__TASK BRIEF__
Send back the entries below exactly as they appear.

__EXTRACTED INFORMATION__
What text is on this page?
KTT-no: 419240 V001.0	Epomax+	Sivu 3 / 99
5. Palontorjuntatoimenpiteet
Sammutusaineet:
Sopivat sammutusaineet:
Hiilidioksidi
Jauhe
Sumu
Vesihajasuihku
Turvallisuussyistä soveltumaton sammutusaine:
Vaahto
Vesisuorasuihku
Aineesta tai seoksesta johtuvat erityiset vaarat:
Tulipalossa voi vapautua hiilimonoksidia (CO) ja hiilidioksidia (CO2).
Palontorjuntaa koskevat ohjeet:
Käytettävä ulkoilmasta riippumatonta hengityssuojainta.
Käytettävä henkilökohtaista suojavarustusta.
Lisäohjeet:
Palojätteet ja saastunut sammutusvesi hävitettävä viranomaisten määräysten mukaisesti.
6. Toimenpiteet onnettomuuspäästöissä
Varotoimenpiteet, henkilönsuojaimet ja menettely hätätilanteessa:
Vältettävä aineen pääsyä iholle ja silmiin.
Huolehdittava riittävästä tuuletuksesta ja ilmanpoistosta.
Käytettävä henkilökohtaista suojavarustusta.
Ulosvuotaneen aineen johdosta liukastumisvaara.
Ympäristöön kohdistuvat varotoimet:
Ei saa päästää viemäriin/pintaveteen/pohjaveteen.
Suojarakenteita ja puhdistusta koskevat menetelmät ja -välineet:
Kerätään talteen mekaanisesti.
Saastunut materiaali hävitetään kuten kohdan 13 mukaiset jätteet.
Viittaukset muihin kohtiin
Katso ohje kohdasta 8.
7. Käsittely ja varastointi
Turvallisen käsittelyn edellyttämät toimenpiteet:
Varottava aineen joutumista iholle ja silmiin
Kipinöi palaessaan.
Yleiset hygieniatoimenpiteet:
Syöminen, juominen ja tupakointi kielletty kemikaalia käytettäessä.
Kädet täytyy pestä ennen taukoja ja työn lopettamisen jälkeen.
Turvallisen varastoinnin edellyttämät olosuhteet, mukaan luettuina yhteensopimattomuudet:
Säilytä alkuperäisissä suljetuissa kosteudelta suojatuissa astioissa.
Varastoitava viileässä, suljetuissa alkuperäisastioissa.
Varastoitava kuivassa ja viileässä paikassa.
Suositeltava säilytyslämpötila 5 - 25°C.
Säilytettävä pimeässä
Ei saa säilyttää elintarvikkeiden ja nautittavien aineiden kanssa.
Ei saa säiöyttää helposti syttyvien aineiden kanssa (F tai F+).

__REPLY TO THE TASK__
What text is on this page?
KTT-no: 419240 V001.0	Epomax+	Sivu 3 / 99
5. Palontorjuntatoimenpiteet
Sammutusaineet:
Sopivat sammutusaineet:
Hiilidioksidi
Jauhe
Sumu
Vesihajasuihku
Turvallisuussyistä soveltumaton sammutusaine:
Vaahto
Vesisuorasuihku
Aineesta tai seoksesta johtuvat erityiset vaarat:
Tulipalossa voi vapautua hiilimonoksidia (CO) ja hiilidioksidia (CO2).
Palontorjuntaa koskevat ohjeet:
Käytettävä ulkoilmasta riippumatonta hengityssuojainta.
Käytettävä henkilökohtaista suojavarustusta.
Lisäohjeet:
Palojätteet ja saastunut sammutusvesi hävitettävä viranomaisten määräysten mukaisesti.
6. Toimenpiteet onnettomuuspäästöissä
Varotoimenpiteet, henkilönsuojaimet ja menettely hätätilanteessa:
Vältettävä aineen pääsyä iholle ja silmiin.
Huolehdittava riittävästä tuuletuksesta ja ilmanpoistosta.
Käytettävä henkilökohtaista suojavarustusta.
Ulosvuotaneen aineen johdosta liukastumisvaara.
Ympäristöön kohdistuvat varotoimet:
Ei saa päästää viemäriin/pintaveteen/pohjaveteen.
Suojarakenteita ja puhdistusta koskevat menetelmät ja -välineet:
Kerätään talteen mekaanisesti.
Saastunut materiaali hävitetään kuten kohdan 13 mukaiset jätteet.
Viittaukset muihin kohtiin
Katso ohje kohdasta 8.
7. Käsittely ja varastointi
Turvallisen käsittelyn edellyttämät toimenpiteet:
Varottava aineen joutumista iholle ja silmiin
Kipinöi palaessaan.
Yleiset hygieniatoimenpiteet:
Syöminen, juominen ja tupakointi kielletty kemikaalia käytettäessä.
Kädet täytyy pestä ennen taukoja ja työn lopettamisen jälkeen.
Turvallisen varastoinnin edellyttämät olosuhteet, mukaan luettuina yhteensopimattomuudet:
Säilytä alkuperäisissä suljetuissa kosteudelta suojatuissa astioissa.
Varastoitava viileässä, suljetuissa alkuperäisastioissa.
Varastoitava kuivassa ja viileässä paikassa.
Suositeltava säilytyslämpötila 5 - 25°C.
Säilytettävä pimeässä
Ei saa säilyttää elintarvikkeiden ja nautittavien aineiden kanssa.
Ei saa säiöyttää helposti syttyvien aineiden kanssa (F tai F+).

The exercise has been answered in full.